### Written problem
An exact copy of the records is required, minus the pictures they hold.

[Saved entries]
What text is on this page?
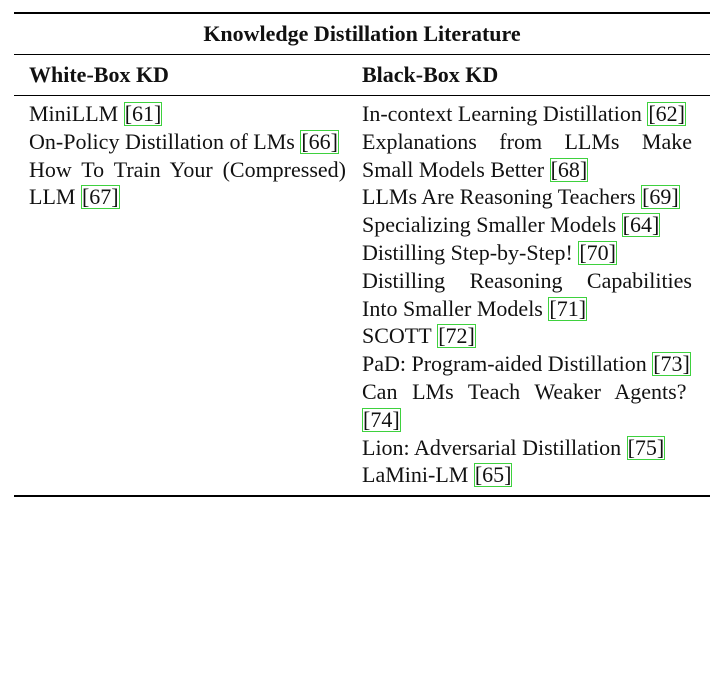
Knowledge Distillation Literature
White-Box KD	Black-Box KD
MiniLLM [61]
On-Policy Distillation of LMs [66]
How To Train Your (Compressed) LLM [67]
In-context Learning Distillation [62]
Explanations from LLMs Make Small Models Better [68]
LLMs Are Reasoning Teachers [69]
Specializing Smaller Models [64]
Distilling Step-by-Step! [70]
Distilling Reasoning Capabilities Into Smaller Models [71]
SCOTT [72]
PaD: Program-aided Distillation [73]
Can LMs Teach Weaker Agents? [74]
Lion: Adversarial Distillation [75]
LaMini-LM [65]
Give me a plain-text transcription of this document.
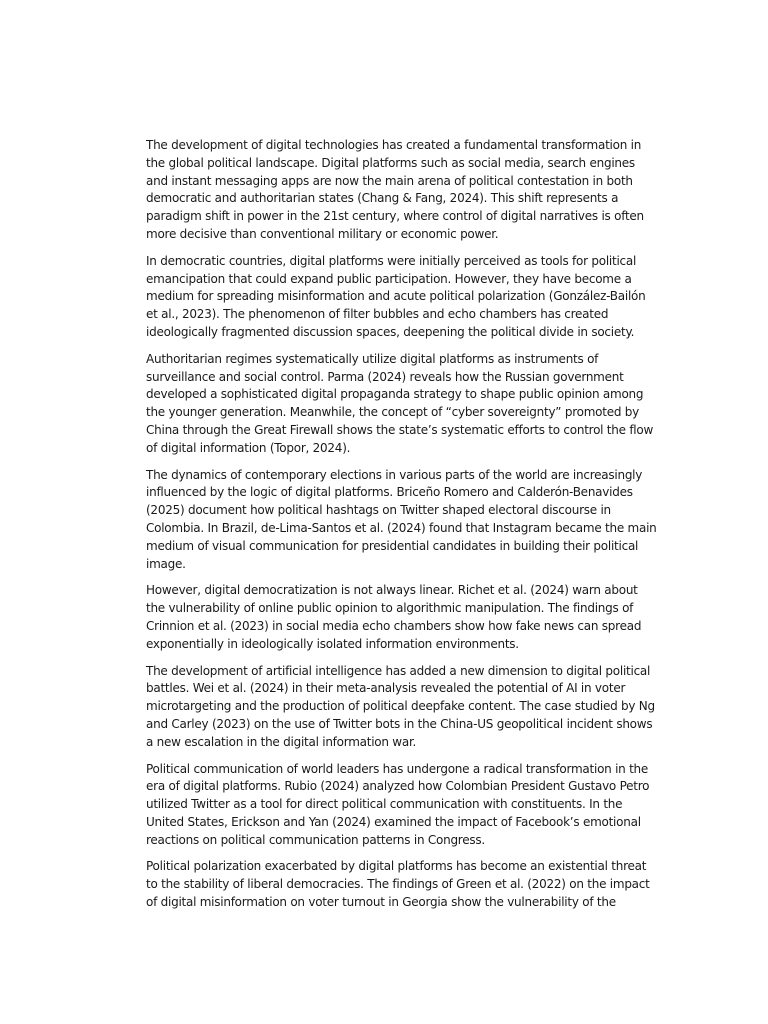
The development of digital technologies has created a fundamental transformation in the global political landscape. Digital platforms such as social media, search engines and instant messaging apps are now the main arena of political contestation in both democratic and authoritarian states (Chang & Fang, 2024). This shift represents a paradigm shift in power in the 21st century, where control of digital narratives is often more decisive than conventional military or economic power.

In democratic countries, digital platforms were initially perceived as tools for political emancipation that could expand public participation. However, they have become a medium for spreading misinformation and acute political polarization (González-Bailón et al., 2023). The phenomenon of filter bubbles and echo chambers has created ideologically fragmented discussion spaces, deepening the political divide in society.

Authoritarian regimes systematically utilize digital platforms as instruments of surveillance and social control. Parma (2024) reveals how the Russian government developed a sophisticated digital propaganda strategy to shape public opinion among the younger generation. Meanwhile, the concept of “cyber sovereignty” promoted by China through the Great Firewall shows the state’s systematic efforts to control the flow of digital information (Topor, 2024).

The dynamics of contemporary elections in various parts of the world are increasingly influenced by the logic of digital platforms. Briceño Romero and Calderón-Benavides (2025) document how political hashtags on Twitter shaped electoral discourse in Colombia. In Brazil, de-Lima-Santos et al. (2024) found that Instagram became the main medium of visual communication for presidential candidates in building their political image.

However, digital democratization is not always linear. Richet et al. (2024) warn about the vulnerability of online public opinion to algorithmic manipulation. The findings of Crinnion et al. (2023) in social media echo chambers show how fake news can spread exponentially in ideologically isolated information environments.

The development of artificial intelligence has added a new dimension to digital political battles. Wei et al. (2024) in their meta-analysis revealed the potential of AI in voter microtargeting and the production of political deepfake content. The case studied by Ng and Carley (2023) on the use of Twitter bots in the China-US geopolitical incident shows a new escalation in the digital information war.

Political communication of world leaders has undergone a radical transformation in the era of digital platforms. Rubio (2024) analyzed how Colombian President Gustavo Petro utilized Twitter as a tool for direct political communication with constituents. In the United States, Erickson and Yan (2024) examined the impact of Facebook’s emotional reactions on political communication patterns in Congress.

Political polarization exacerbated by digital platforms has become an existential threat to the stability of liberal democracies. The findings of Green et al. (2022) on the impact of digital misinformation on voter turnout in Georgia show the vulnerability of the
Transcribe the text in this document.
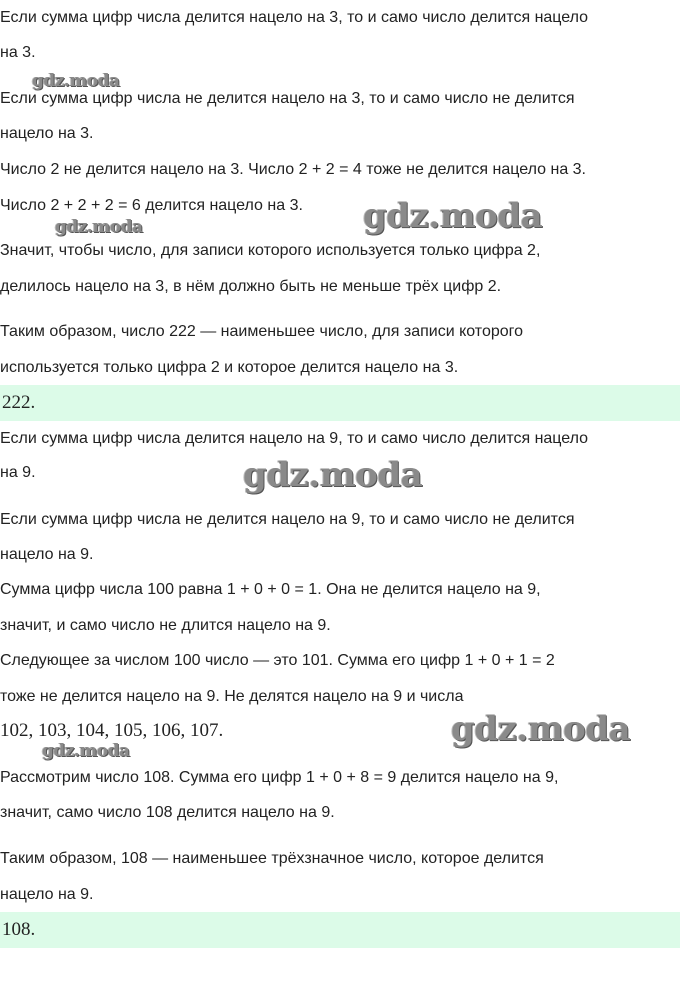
Если сумма цифр числа делится нацело на 3, то и само число делится нацело
на 3.
Если сумма цифр числа не делится нацело на 3, то и само число не делится
нацело на 3.
Число 2 не делится нацело на 3. Число 2 + 2 = 4 тоже не делится нацело на 3.
Число 2 + 2 + 2 = 6 делится нацело на 3.
Значит, чтобы число, для записи которого используется только цифра 2,
делилось нацело на 3, в нём должно быть не меньше трёх цифр 2.
Таким образом, число 222 — наименьшее число, для записи которого
используется только цифра 2 и которое делится нацело на 3.
222.
Если сумма цифр числа делится нацело на 9, то и само число делится нацело
на 9.
Если сумма цифр числа не делится нацело на 9, то и само число не делится
нацело на 9.
Сумма цифр числа 100 равна 1 + 0 + 0 = 1. Она не делится нацело на 9,
значит, и само число не длится нацело на 9.
Следующее за числом 100 число — это 101. Сумма его цифр 1 + 0 + 1 = 2
тоже не делится нацело на 9. Не делятся нацело на 9 и числа
102, 103, 104, 105, 106, 107.
Рассмотрим число 108. Сумма его цифр 1 + 0 + 8 = 9 делится нацело на 9,
значит, само число 108 делится нацело на 9.
Таким образом, 108 — наименьшее трёхзначное число, которое делится
нацело на 9.
108.
gdz.moda
gdz.moda	gdz.moda
gdz.moda
gdz.moda
gdz.moda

### Complete output
What text is on this page?
Knowledge Distillation Literature
White-Box KD	Black-Box KD
MiniLLM [61]
On-Policy Distillation of LMs [66]
How To Train Your (Compressed) LLM [67]
In-context Learning Distillation [62]
Explanations from LLMs Make Small Models Better [68]
LLMs Are Reasoning Teachers [69]
Specializing Smaller Models [64]
Distilling Step-by-Step! [70]
Distilling Reasoning Capabilities Into Smaller Models [71]
SCOTT [72]
PaD: Program-aided Distillation [73]
Can LMs Teach Weaker Agents? [74]
Lion: Adversarial Distillation [75]
LaMini-LM [65]
Give me a plain-text transcription of this document.
The development of digital technologies has created a fundamental transformation in the global political landscape. Digital platforms such as social media, search engines and instant messaging apps are now the main arena of political contestation in both democratic and authoritarian states (Chang & Fang, 2024). This shift represents a paradigm shift in power in the 21st century, where control of digital narratives is often more decisive than conventional military or economic power.

In democratic countries, digital platforms were initially perceived as tools for political emancipation that could expand public participation. However, they have become a medium for spreading misinformation and acute political polarization (González-Bailón et al., 2023). The phenomenon of filter bubbles and echo chambers has created ideologically fragmented discussion spaces, deepening the political divide in society.

Authoritarian regimes systematically utilize digital platforms as instruments of surveillance and social control. Parma (2024) reveals how the Russian government developed a sophisticated digital propaganda strategy to shape public opinion among the younger generation. Meanwhile, the concept of “cyber sovereignty” promoted by China through the Great Firewall shows the state’s systematic efforts to control the flow of digital information (Topor, 2024).

The dynamics of contemporary elections in various parts of the world are increasingly influenced by the logic of digital platforms. Briceño Romero and Calderón-Benavides (2025) document how political hashtags on Twitter shaped electoral discourse in Colombia. In Brazil, de-Lima-Santos et al. (2024) found that Instagram became the main medium of visual communication for presidential candidates in building their political image.

However, digital democratization is not always linear. Richet et al. (2024) warn about the vulnerability of online public opinion to algorithmic manipulation. The findings of Crinnion et al. (2023) in social media echo chambers show how fake news can spread exponentially in ideologically isolated information environments.

The development of artificial intelligence has added a new dimension to digital political battles. Wei et al. (2024) in their meta-analysis revealed the potential of AI in voter microtargeting and the production of political deepfake content. The case studied by Ng and Carley (2023) on the use of Twitter bots in the China-US geopolitical incident shows a new escalation in the digital information war.

Political communication of world leaders has undergone a radical transformation in the era of digital platforms. Rubio (2024) analyzed how Colombian President Gustavo Petro utilized Twitter as a tool for direct political communication with constituents. In the United States, Erickson and Yan (2024) examined the impact of Facebook’s emotional reactions on political communication patterns in Congress.

Political polarization exacerbated by digital platforms has become an existential threat to the stability of liberal democracies. The findings of Green et al. (2022) on the impact of digital misinformation on voter turnout in Georgia show the vulnerability of the
Transcribe the text in this document.
Если сумма цифр числа делится нацело на 3, то и само число делится нацело
на 3.
Если сумма цифр числа не делится нацело на 3, то и само число не делится
нацело на 3.
Число 2 не делится нацело на 3. Число 2 + 2 = 4 тоже не делится нацело на 3.
Число 2 + 2 + 2 = 6 делится нацело на 3.
Значит, чтобы число, для записи которого используется только цифра 2,
делилось нацело на 3, в нём должно быть не меньше трёх цифр 2.
Таким образом, число 222 — наименьшее число, для записи которого
используется только цифра 2 и которое делится нацело на 3.
222.
Если сумма цифр числа делится нацело на 9, то и само число делится нацело
на 9.
Если сумма цифр числа не делится нацело на 9, то и само число не делится
нацело на 9.
Сумма цифр числа 100 равна 1 + 0 + 0 = 1. Она не делится нацело на 9,
значит, и само число не длится нацело на 9.
Следующее за числом 100 число — это 101. Сумма его цифр 1 + 0 + 1 = 2
тоже не делится нацело на 9. Не делятся нацело на 9 и числа
102, 103, 104, 105, 106, 107.
Рассмотрим число 108. Сумма его цифр 1 + 0 + 8 = 9 делится нацело на 9,
значит, само число 108 делится нацело на 9.
Таким образом, 108 — наименьшее трёхзначное число, которое делится
нацело на 9.
108.
gdz.moda
gdz.moda	gdz.moda
gdz.moda
gdz.moda
gdz.moda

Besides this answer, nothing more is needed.